Dataset entries on figures
══════

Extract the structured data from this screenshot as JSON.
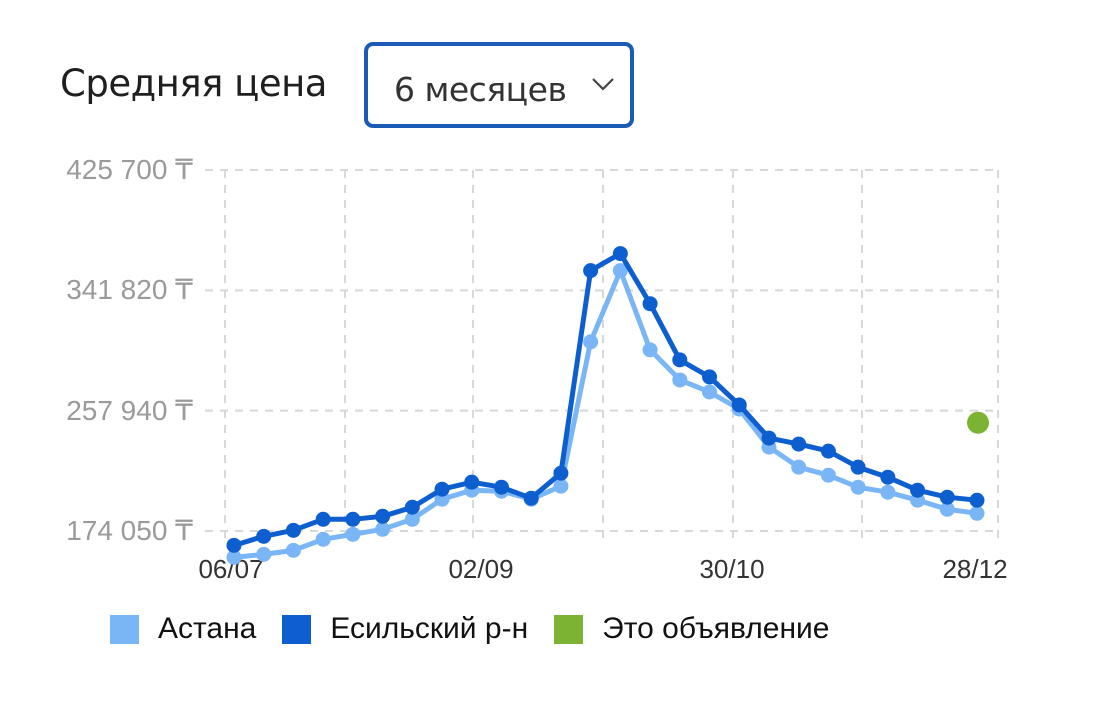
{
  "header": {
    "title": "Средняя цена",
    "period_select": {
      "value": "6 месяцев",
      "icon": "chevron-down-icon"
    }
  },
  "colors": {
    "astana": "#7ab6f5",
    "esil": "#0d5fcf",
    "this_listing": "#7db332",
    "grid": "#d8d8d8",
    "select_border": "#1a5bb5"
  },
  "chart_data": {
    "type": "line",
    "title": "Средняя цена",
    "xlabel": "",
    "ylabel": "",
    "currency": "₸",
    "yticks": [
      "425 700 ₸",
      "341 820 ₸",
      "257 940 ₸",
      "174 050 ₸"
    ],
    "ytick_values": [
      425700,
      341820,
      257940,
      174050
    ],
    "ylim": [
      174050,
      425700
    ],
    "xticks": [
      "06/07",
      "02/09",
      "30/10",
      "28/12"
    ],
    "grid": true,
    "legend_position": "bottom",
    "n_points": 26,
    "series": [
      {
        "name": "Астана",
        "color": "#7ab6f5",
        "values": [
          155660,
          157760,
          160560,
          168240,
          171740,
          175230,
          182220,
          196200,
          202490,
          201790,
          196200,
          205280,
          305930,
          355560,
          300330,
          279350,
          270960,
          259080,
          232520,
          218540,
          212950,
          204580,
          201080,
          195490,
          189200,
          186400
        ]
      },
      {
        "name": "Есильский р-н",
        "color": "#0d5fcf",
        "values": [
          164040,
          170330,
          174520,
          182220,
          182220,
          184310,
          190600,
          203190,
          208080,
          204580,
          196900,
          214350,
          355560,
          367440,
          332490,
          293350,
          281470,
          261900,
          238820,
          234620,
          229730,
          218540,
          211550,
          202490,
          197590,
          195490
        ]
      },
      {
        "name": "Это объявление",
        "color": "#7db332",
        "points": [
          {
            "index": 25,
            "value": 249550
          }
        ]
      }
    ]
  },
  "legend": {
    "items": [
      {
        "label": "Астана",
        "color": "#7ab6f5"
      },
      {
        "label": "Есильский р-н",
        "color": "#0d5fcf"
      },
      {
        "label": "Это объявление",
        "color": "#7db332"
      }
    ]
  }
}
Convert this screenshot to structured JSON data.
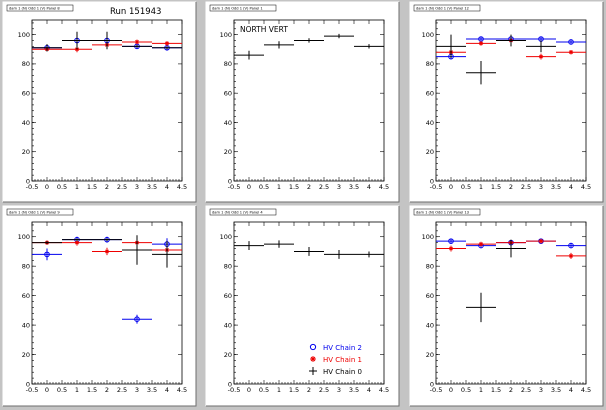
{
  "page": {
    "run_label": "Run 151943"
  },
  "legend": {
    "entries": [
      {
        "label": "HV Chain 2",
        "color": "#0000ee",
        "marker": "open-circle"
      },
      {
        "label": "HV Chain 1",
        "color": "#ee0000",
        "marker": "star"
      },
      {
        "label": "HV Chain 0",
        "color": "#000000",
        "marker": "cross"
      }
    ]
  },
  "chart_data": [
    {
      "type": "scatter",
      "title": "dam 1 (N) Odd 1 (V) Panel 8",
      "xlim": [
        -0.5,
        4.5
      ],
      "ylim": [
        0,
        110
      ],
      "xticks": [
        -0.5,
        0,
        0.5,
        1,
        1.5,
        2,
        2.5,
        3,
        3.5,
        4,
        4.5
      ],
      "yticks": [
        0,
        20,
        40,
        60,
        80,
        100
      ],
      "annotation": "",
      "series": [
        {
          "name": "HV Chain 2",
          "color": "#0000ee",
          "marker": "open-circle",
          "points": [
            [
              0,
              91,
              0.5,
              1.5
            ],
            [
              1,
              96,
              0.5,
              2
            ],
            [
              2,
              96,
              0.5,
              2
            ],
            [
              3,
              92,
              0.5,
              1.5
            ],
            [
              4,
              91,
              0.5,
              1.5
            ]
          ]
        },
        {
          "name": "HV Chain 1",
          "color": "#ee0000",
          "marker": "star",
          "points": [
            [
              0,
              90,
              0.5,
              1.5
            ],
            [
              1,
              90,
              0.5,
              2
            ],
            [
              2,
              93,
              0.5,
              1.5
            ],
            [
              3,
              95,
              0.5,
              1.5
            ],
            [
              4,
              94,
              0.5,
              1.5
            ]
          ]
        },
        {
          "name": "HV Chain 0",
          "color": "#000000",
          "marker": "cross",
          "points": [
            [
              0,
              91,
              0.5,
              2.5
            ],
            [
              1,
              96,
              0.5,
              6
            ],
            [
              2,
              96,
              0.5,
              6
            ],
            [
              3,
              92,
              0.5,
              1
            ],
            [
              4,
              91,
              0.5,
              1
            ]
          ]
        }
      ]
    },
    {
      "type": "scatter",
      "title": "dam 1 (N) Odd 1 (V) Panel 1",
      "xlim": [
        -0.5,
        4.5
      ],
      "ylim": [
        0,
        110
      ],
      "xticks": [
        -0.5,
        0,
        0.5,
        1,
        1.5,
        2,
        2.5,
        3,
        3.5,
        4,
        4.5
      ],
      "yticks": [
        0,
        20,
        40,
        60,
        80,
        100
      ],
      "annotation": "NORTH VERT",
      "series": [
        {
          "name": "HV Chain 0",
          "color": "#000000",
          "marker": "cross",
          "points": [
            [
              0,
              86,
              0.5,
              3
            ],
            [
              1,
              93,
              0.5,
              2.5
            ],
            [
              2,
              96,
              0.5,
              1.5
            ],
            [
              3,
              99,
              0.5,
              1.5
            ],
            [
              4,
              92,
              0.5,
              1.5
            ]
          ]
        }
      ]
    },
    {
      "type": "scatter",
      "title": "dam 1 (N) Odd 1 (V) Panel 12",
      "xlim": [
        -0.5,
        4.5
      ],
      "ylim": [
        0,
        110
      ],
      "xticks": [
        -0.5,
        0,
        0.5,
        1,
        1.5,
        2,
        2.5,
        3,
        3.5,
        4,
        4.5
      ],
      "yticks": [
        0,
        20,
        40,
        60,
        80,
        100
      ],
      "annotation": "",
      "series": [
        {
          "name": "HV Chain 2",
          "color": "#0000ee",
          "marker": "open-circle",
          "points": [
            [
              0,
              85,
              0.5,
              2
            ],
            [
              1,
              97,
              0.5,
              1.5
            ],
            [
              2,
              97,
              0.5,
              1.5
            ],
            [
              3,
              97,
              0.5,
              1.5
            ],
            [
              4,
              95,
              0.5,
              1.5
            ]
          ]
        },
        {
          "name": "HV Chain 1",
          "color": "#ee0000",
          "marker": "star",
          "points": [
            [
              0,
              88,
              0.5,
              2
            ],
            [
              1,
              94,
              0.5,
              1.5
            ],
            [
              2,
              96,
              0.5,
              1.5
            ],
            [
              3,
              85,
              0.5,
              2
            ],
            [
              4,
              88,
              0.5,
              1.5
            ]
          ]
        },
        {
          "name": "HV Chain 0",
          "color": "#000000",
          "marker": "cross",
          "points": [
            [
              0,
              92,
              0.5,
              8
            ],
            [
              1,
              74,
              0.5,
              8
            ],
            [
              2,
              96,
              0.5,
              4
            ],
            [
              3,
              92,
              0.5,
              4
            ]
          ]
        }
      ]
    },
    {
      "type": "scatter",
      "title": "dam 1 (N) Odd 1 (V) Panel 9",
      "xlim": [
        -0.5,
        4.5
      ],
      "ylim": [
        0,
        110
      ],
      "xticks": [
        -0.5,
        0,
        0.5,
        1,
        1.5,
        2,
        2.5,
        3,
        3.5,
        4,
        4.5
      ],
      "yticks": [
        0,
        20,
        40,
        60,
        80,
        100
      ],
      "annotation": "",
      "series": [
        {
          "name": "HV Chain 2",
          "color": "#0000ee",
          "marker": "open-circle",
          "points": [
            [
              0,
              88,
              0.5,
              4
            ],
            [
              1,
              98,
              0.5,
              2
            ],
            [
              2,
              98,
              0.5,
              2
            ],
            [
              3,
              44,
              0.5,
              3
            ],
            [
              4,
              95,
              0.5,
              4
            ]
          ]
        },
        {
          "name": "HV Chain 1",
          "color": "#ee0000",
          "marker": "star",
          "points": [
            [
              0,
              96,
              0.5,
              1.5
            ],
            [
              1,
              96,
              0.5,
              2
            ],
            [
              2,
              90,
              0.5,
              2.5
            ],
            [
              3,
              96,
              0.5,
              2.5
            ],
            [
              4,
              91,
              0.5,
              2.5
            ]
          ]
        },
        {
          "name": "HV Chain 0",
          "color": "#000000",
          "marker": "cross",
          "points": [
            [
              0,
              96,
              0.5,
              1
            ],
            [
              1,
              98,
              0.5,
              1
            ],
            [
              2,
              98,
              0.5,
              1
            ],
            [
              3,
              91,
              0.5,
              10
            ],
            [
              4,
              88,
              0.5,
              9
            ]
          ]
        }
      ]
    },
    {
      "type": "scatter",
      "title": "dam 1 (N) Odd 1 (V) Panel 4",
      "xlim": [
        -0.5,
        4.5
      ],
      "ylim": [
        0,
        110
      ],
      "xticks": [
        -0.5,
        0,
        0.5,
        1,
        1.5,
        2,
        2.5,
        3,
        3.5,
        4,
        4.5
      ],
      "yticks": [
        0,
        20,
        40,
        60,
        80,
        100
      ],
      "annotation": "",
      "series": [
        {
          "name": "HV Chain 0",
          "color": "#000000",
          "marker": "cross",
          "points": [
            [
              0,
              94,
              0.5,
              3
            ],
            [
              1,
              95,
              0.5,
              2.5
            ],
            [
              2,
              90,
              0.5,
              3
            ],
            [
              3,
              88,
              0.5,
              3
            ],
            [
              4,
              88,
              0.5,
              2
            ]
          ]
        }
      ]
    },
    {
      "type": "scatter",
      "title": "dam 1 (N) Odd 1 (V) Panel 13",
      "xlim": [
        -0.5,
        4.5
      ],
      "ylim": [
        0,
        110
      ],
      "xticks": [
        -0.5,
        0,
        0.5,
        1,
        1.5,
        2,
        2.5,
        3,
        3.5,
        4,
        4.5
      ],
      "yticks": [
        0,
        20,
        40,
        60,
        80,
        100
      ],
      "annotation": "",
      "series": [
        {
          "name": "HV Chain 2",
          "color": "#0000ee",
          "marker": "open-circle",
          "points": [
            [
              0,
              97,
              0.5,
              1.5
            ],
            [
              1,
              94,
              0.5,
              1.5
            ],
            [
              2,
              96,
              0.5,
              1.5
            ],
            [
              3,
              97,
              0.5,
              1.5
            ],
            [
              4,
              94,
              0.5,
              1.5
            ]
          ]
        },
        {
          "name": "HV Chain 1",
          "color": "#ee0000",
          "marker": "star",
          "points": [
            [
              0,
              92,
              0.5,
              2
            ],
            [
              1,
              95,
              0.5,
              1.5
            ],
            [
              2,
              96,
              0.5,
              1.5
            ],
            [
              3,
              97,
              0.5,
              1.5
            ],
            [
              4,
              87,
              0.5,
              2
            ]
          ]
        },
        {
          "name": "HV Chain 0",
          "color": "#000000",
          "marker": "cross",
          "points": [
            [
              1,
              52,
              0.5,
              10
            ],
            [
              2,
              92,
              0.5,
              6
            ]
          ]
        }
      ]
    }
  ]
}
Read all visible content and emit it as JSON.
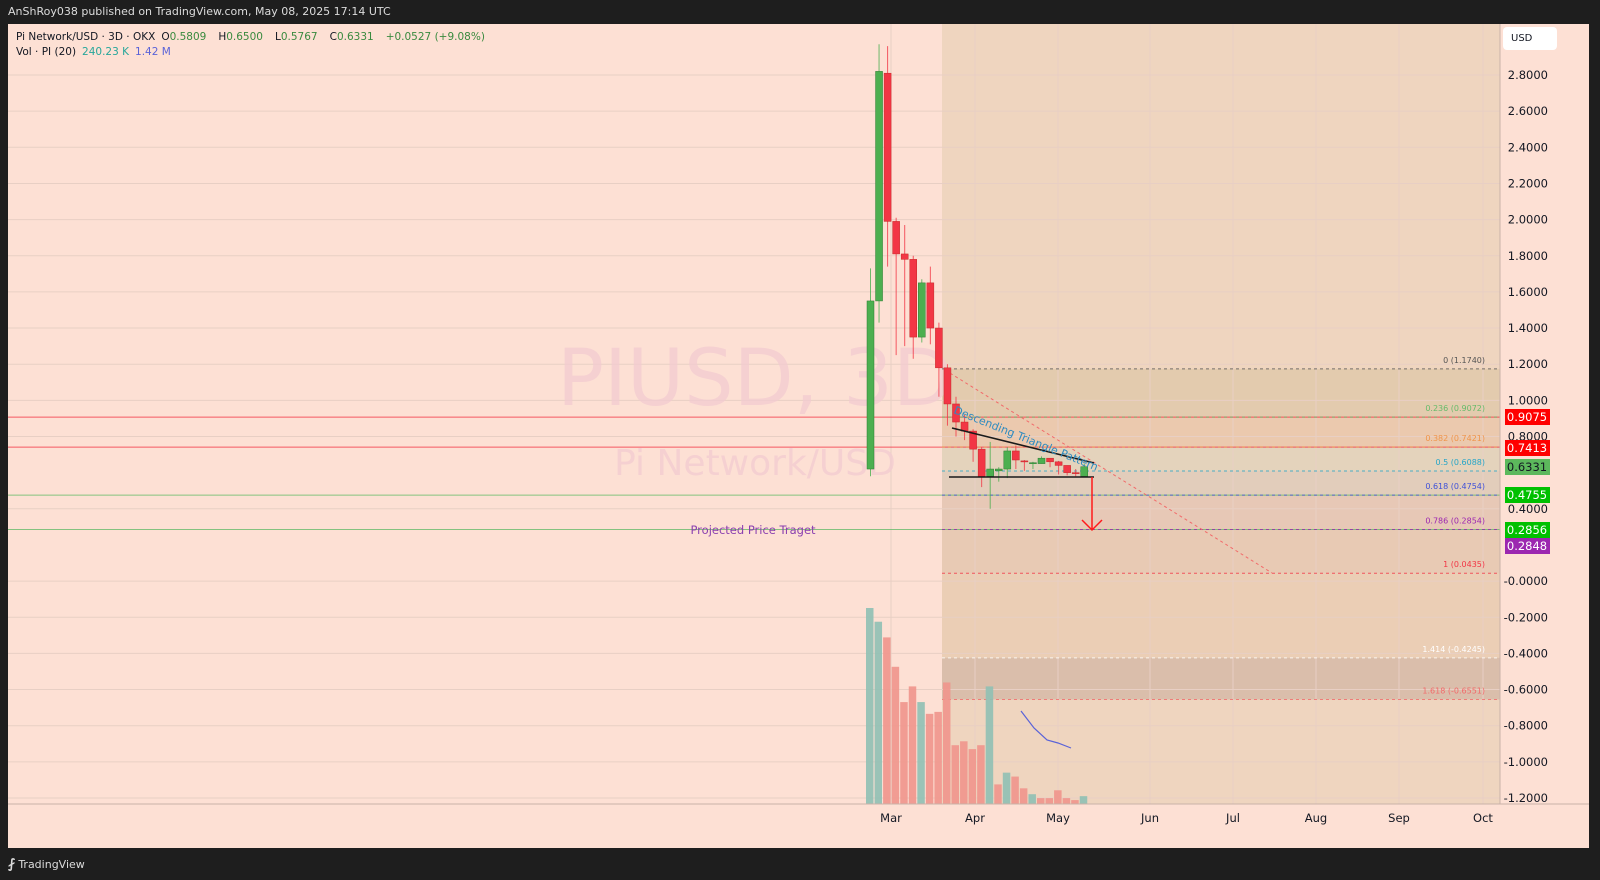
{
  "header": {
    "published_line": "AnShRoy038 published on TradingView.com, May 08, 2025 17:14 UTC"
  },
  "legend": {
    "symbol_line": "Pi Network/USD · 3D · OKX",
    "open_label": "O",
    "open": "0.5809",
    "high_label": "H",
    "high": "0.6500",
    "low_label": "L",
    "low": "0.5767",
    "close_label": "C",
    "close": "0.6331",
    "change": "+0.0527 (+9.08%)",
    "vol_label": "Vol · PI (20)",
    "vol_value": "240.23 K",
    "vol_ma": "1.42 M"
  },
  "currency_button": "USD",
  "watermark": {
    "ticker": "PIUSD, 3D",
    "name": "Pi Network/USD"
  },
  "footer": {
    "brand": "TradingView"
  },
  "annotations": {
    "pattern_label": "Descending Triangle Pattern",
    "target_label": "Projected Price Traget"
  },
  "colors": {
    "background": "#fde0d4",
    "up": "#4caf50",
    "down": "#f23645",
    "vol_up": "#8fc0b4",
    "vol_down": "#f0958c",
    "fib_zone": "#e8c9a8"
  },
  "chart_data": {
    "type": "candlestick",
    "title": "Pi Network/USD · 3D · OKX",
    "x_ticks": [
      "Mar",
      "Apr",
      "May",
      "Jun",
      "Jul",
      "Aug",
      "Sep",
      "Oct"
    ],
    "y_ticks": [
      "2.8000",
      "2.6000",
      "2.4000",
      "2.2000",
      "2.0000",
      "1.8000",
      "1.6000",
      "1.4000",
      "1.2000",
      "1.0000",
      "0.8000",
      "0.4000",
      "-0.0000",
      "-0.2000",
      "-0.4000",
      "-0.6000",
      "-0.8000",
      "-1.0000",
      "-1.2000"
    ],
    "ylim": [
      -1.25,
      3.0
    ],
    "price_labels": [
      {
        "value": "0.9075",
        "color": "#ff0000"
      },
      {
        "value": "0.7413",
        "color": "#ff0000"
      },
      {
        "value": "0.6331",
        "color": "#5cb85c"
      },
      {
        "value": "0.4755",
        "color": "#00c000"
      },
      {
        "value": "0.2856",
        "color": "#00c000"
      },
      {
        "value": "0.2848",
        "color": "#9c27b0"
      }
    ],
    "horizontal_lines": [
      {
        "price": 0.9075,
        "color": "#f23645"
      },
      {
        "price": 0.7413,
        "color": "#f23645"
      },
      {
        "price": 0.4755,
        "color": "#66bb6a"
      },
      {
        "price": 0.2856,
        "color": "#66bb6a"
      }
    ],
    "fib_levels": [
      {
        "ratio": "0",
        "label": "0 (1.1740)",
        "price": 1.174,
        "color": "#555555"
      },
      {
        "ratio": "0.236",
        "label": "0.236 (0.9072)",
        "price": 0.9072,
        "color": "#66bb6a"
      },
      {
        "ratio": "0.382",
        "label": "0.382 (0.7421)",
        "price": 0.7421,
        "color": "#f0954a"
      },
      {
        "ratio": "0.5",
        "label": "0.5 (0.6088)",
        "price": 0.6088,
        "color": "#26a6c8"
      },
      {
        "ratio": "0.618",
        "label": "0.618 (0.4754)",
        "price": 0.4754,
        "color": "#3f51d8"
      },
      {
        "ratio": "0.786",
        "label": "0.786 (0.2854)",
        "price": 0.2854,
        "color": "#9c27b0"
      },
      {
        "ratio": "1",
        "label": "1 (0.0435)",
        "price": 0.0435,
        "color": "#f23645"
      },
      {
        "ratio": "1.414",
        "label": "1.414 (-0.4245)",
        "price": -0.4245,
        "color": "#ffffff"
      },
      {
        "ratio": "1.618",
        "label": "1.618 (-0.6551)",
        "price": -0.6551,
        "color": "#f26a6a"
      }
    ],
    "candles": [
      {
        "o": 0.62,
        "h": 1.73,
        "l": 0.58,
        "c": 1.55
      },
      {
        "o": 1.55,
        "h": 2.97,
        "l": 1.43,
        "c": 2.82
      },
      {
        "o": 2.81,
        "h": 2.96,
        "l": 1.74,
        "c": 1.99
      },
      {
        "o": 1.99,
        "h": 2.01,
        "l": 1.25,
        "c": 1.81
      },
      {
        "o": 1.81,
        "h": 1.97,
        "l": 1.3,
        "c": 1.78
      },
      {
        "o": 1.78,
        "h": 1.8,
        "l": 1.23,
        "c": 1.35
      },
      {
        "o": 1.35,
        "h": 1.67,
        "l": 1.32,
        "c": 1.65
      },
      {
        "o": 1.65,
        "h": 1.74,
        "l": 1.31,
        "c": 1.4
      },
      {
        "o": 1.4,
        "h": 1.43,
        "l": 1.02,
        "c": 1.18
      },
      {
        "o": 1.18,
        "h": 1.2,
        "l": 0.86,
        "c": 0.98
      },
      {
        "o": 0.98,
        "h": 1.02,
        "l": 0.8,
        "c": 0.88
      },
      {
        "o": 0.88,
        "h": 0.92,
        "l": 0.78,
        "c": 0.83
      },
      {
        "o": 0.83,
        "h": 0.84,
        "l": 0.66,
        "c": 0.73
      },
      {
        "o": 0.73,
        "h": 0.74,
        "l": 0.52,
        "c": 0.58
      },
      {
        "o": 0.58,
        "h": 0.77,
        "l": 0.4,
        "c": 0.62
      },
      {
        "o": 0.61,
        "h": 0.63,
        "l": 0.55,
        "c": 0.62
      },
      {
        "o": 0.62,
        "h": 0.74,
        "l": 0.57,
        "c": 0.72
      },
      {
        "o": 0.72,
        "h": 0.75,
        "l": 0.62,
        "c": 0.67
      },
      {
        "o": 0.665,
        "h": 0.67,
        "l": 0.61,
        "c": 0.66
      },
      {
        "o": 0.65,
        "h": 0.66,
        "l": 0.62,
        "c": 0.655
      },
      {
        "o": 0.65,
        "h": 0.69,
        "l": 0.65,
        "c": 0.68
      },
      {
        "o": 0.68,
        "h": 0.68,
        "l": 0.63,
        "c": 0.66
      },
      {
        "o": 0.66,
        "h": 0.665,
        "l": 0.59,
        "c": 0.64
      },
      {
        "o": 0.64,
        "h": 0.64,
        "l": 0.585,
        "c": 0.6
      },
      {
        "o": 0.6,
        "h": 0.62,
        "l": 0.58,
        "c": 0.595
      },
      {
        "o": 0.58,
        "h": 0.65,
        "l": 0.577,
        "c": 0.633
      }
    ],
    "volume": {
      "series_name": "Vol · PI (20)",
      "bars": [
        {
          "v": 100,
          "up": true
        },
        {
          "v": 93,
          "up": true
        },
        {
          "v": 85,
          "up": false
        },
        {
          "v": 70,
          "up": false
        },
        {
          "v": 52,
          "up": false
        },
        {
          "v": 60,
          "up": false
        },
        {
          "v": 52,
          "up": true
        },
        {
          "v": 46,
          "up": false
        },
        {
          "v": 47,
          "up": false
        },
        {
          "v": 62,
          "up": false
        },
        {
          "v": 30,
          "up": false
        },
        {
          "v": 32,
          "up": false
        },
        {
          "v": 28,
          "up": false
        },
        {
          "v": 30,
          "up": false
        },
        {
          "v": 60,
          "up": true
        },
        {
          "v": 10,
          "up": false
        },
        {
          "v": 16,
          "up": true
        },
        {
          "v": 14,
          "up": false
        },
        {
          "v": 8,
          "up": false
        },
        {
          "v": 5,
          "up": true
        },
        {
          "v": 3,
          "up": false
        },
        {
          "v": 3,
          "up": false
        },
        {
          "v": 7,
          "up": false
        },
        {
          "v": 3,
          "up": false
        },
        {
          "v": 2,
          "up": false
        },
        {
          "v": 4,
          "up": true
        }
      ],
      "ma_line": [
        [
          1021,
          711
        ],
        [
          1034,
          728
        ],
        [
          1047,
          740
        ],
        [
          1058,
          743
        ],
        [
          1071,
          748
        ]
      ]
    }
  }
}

══════

• [Directive]:
Locate all lines holding the word "TradingView", then copy them out.

• [Complete output]:
    "published_line": "AnShRoy038 published on TradingView.com, May 08, 2025 17:14 UTC"
    "brand": "TradingView"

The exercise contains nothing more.